Required task -
Select all lines holding the word "FXCM" from the entries that follow.

==== Data for the task

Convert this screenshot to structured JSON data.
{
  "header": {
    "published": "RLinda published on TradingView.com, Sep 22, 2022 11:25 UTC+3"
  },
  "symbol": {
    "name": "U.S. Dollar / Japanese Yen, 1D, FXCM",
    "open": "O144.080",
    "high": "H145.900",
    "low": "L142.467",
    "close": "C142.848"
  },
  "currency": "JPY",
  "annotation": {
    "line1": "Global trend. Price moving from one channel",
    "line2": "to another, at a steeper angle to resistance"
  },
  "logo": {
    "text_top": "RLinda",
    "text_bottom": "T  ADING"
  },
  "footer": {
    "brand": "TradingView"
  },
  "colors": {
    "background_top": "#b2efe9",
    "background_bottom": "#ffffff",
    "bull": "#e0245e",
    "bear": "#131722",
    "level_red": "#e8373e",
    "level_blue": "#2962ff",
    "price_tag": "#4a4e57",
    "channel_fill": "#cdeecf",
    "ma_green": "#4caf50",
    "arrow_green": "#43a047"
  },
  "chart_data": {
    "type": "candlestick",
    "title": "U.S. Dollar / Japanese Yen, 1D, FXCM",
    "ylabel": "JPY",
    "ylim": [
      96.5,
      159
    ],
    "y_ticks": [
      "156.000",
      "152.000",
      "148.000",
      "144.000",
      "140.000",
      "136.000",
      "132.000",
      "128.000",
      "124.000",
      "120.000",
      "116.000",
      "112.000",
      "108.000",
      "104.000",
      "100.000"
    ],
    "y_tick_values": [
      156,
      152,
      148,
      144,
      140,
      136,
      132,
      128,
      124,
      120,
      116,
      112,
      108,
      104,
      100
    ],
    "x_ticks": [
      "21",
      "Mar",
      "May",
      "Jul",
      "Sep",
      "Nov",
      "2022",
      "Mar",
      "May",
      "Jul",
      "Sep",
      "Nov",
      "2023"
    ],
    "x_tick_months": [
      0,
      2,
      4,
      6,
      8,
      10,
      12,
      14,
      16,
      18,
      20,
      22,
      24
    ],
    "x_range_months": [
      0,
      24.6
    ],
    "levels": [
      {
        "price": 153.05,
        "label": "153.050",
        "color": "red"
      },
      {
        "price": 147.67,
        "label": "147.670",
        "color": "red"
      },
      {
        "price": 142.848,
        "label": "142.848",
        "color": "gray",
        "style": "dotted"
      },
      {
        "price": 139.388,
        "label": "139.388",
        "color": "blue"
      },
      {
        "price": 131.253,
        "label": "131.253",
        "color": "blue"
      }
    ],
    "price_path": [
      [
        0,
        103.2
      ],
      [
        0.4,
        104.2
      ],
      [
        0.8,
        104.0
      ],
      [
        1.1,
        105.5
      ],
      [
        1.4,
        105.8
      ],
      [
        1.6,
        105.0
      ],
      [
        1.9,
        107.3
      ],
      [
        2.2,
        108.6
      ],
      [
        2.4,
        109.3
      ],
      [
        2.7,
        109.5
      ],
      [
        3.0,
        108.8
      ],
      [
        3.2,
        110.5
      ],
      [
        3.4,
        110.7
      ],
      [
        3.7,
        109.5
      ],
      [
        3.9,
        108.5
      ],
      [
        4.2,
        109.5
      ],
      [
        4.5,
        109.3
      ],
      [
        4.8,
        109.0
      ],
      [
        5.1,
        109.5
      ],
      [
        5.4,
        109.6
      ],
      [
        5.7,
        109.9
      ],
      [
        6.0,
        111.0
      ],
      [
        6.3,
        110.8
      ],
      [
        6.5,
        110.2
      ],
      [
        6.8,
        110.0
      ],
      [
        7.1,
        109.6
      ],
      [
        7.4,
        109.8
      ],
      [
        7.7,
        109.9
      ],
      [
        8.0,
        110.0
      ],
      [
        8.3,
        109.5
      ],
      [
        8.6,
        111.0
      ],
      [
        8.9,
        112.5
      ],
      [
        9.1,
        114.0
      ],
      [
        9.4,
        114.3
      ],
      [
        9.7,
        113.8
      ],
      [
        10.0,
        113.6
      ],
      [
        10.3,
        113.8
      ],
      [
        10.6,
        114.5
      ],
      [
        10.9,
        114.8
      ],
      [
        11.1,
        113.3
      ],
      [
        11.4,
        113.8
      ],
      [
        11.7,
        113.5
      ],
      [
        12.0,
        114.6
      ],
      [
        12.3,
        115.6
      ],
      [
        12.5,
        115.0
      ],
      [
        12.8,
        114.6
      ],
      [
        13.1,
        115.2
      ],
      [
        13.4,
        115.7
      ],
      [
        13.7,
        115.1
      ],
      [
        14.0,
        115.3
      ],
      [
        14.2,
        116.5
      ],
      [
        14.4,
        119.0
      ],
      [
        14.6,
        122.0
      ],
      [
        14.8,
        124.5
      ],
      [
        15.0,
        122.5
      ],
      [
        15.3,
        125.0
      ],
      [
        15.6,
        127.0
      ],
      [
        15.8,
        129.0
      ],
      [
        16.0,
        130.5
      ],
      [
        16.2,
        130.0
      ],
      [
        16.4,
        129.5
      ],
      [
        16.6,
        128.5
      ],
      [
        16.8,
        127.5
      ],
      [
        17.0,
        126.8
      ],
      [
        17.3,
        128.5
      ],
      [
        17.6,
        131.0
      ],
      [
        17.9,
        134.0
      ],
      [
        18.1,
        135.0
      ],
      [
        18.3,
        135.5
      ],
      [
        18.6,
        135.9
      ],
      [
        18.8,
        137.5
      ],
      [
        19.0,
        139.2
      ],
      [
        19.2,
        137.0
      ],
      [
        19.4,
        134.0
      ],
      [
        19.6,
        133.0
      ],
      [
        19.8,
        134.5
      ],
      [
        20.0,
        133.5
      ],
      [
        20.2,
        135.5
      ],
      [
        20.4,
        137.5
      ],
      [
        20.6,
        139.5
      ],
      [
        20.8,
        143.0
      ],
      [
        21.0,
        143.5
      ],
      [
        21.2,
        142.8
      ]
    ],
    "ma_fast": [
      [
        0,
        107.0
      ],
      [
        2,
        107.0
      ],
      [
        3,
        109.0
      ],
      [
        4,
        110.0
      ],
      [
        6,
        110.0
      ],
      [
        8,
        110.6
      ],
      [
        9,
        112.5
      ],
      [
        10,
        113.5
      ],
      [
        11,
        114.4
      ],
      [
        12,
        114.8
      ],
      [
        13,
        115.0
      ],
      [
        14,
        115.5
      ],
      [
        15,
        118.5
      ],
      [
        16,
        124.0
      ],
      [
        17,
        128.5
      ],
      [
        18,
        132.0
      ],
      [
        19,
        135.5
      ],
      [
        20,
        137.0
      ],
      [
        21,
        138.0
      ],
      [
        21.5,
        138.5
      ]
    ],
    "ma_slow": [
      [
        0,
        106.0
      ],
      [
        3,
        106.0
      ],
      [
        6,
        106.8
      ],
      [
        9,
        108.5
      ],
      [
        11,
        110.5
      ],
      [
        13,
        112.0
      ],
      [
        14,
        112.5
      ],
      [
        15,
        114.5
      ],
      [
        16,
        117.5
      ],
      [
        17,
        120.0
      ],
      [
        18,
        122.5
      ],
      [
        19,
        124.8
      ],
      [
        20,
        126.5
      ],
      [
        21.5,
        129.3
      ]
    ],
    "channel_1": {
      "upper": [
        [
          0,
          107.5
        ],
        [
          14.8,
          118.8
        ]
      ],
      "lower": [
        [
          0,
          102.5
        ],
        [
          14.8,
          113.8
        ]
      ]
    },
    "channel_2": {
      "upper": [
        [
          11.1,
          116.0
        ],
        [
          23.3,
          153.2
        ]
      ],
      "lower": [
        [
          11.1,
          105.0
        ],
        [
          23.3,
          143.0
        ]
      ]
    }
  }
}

========

Finished task -
    "name": "U.S. Dollar / Japanese Yen, 1D, FXCM",
    "title": "U.S. Dollar / Japanese Yen, 1D, FXCM",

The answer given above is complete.